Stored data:
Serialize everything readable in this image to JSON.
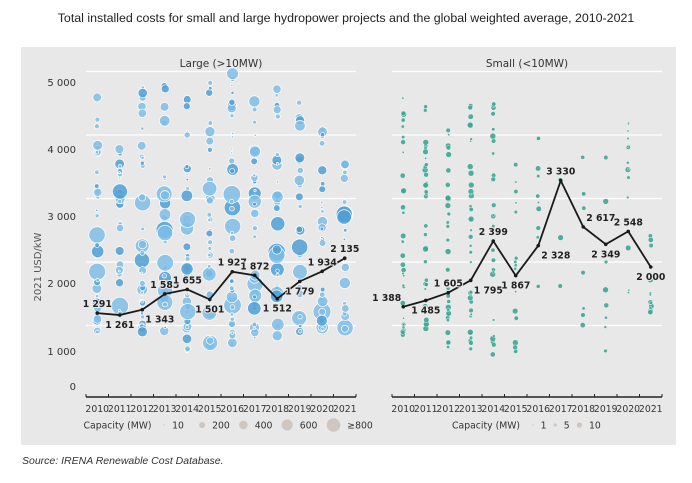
{
  "title": "Total installed costs for small and large hydropower projects and the global weighted average, 2010-2021",
  "source": "Source: IRENA Renewable Cost Database.",
  "colors": {
    "panel_bg": "#e8e8e8",
    "large_dots": "#7fbde6",
    "large_dots_dark": "#4f9fd6",
    "small_dots": "#3fa593",
    "average_line": "#1a1a1a",
    "legend_dot": "#cfc6bf"
  },
  "chart_data": [
    {
      "type": "scatter",
      "title": "Large (>10MW)",
      "xlabel": "",
      "ylabel": "2021 USD/kW",
      "ylim": [
        0,
        5000
      ],
      "yticks": [
        0,
        1000,
        2000,
        3000,
        4000,
        5000
      ],
      "ytick_labels": [
        "0",
        "1 000",
        "2 000",
        "3 000",
        "4 000",
        "5 000"
      ],
      "categories": [
        "2010",
        "2011",
        "2012",
        "2013",
        "2014",
        "2015",
        "2016",
        "2017",
        "2018",
        "2019",
        "2020",
        "2021"
      ],
      "grid": true,
      "series": [
        {
          "name": "Global weighted average",
          "type": "line",
          "values": [
            1291,
            1261,
            1343,
            1585,
            1655,
            1501,
            1927,
            1872,
            1512,
            1779,
            1934,
            2135
          ],
          "labels": [
            "1 291",
            "1 261",
            "1 343",
            "1 585",
            "1 655",
            "1 501",
            "1 927",
            "1 872",
            "1 512",
            "1 779",
            "1 934",
            "2 135"
          ],
          "label_pos": [
            "above",
            "below",
            "below-right",
            "above",
            "above",
            "below",
            "above",
            "above",
            "below",
            "below",
            "above",
            "above"
          ]
        },
        {
          "name": "Projects",
          "type": "bubble",
          "range_min": [
            1000,
            800,
            1000,
            950,
            700,
            800,
            800,
            900,
            900,
            1000,
            1050,
            1050
          ],
          "range_max": [
            4750,
            3850,
            4800,
            4800,
            4950,
            5200,
            5000,
            4650,
            4900,
            4600,
            4650,
            3600
          ],
          "density": [
            34,
            30,
            36,
            34,
            40,
            42,
            44,
            36,
            30,
            28,
            34,
            22
          ]
        }
      ],
      "legend": {
        "title": "Capacity (MW)",
        "position": "bottom",
        "items": [
          "10",
          "200",
          "400",
          "600",
          "≥800"
        ]
      }
    },
    {
      "type": "scatter",
      "title": "Small (<10MW)",
      "xlabel": "",
      "ylabel": "",
      "ylim": [
        0,
        5000
      ],
      "categories": [
        "2010",
        "2011",
        "2012",
        "2013",
        "2014",
        "2015",
        "2016",
        "2017",
        "2018",
        "2019",
        "2020",
        "2021"
      ],
      "grid": true,
      "series": [
        {
          "name": "Global weighted average",
          "type": "line",
          "values": [
            1388,
            1485,
            1605,
            1795,
            2399,
            1867,
            2328,
            3330,
            2617,
            2349,
            2548,
            2000
          ],
          "labels": [
            "1 388",
            "1 485",
            "1 605",
            "1 795",
            "2 399",
            "1 867",
            "2 328",
            "3 330",
            "2 617",
            "2 349",
            "2 548",
            "2 000"
          ],
          "label_pos": [
            "above-left",
            "below",
            "above",
            "below-right",
            "above",
            "below",
            "below-right",
            "above",
            "above-right",
            "below",
            "above",
            "below"
          ]
        },
        {
          "name": "Projects",
          "type": "bubble",
          "range_min": [
            950,
            900,
            700,
            600,
            600,
            700,
            900,
            1500,
            1100,
            700,
            1500,
            1300
          ],
          "range_max": [
            4600,
            4550,
            4600,
            4700,
            4700,
            4150,
            4000,
            4300,
            3900,
            4100,
            4450,
            2500
          ],
          "density": [
            36,
            36,
            32,
            40,
            26,
            18,
            10,
            3,
            8,
            8,
            14,
            12
          ]
        }
      ],
      "legend": {
        "title": "Capacity (MW)",
        "position": "bottom",
        "items": [
          "1",
          "5",
          "10"
        ]
      }
    }
  ]
}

GOAL> Transcribe the records word for word and include no pictures.

COMPLETED TASK>
Serialize everything readable in this image to JSON.
{
  "title": "Total installed costs for small and large hydropower projects and the global weighted average, 2010-2021",
  "source": "Source: IRENA Renewable Cost Database.",
  "colors": {
    "panel_bg": "#e8e8e8",
    "large_dots": "#7fbde6",
    "large_dots_dark": "#4f9fd6",
    "small_dots": "#3fa593",
    "average_line": "#1a1a1a",
    "legend_dot": "#cfc6bf"
  },
  "chart_data": [
    {
      "type": "scatter",
      "title": "Large (>10MW)",
      "xlabel": "",
      "ylabel": "2021 USD/kW",
      "ylim": [
        0,
        5000
      ],
      "yticks": [
        0,
        1000,
        2000,
        3000,
        4000,
        5000
      ],
      "ytick_labels": [
        "0",
        "1 000",
        "2 000",
        "3 000",
        "4 000",
        "5 000"
      ],
      "categories": [
        "2010",
        "2011",
        "2012",
        "2013",
        "2014",
        "2015",
        "2016",
        "2017",
        "2018",
        "2019",
        "2020",
        "2021"
      ],
      "grid": true,
      "series": [
        {
          "name": "Global weighted average",
          "type": "line",
          "values": [
            1291,
            1261,
            1343,
            1585,
            1655,
            1501,
            1927,
            1872,
            1512,
            1779,
            1934,
            2135
          ],
          "labels": [
            "1 291",
            "1 261",
            "1 343",
            "1 585",
            "1 655",
            "1 501",
            "1 927",
            "1 872",
            "1 512",
            "1 779",
            "1 934",
            "2 135"
          ],
          "label_pos": [
            "above",
            "below",
            "below-right",
            "above",
            "above",
            "below",
            "above",
            "above",
            "below",
            "below",
            "above",
            "above"
          ]
        },
        {
          "name": "Projects",
          "type": "bubble",
          "range_min": [
            1000,
            800,
            1000,
            950,
            700,
            800,
            800,
            900,
            900,
            1000,
            1050,
            1050
          ],
          "range_max": [
            4750,
            3850,
            4800,
            4800,
            4950,
            5200,
            5000,
            4650,
            4900,
            4600,
            4650,
            3600
          ],
          "density": [
            34,
            30,
            36,
            34,
            40,
            42,
            44,
            36,
            30,
            28,
            34,
            22
          ]
        }
      ],
      "legend": {
        "title": "Capacity (MW)",
        "position": "bottom",
        "items": [
          "10",
          "200",
          "400",
          "600",
          "≥800"
        ]
      }
    },
    {
      "type": "scatter",
      "title": "Small (<10MW)",
      "xlabel": "",
      "ylabel": "",
      "ylim": [
        0,
        5000
      ],
      "categories": [
        "2010",
        "2011",
        "2012",
        "2013",
        "2014",
        "2015",
        "2016",
        "2017",
        "2018",
        "2019",
        "2020",
        "2021"
      ],
      "grid": true,
      "series": [
        {
          "name": "Global weighted average",
          "type": "line",
          "values": [
            1388,
            1485,
            1605,
            1795,
            2399,
            1867,
            2328,
            3330,
            2617,
            2349,
            2548,
            2000
          ],
          "labels": [
            "1 388",
            "1 485",
            "1 605",
            "1 795",
            "2 399",
            "1 867",
            "2 328",
            "3 330",
            "2 617",
            "2 349",
            "2 548",
            "2 000"
          ],
          "label_pos": [
            "above-left",
            "below",
            "above",
            "below-right",
            "above",
            "below",
            "below-right",
            "above",
            "above-right",
            "below",
            "above",
            "below"
          ]
        },
        {
          "name": "Projects",
          "type": "bubble",
          "range_min": [
            950,
            900,
            700,
            600,
            600,
            700,
            900,
            1500,
            1100,
            700,
            1500,
            1300
          ],
          "range_max": [
            4600,
            4550,
            4600,
            4700,
            4700,
            4150,
            4000,
            4300,
            3900,
            4100,
            4450,
            2500
          ],
          "density": [
            36,
            36,
            32,
            40,
            26,
            18,
            10,
            3,
            8,
            8,
            14,
            12
          ]
        }
      ],
      "legend": {
        "title": "Capacity (MW)",
        "position": "bottom",
        "items": [
          "1",
          "5",
          "10"
        ]
      }
    }
  ]
}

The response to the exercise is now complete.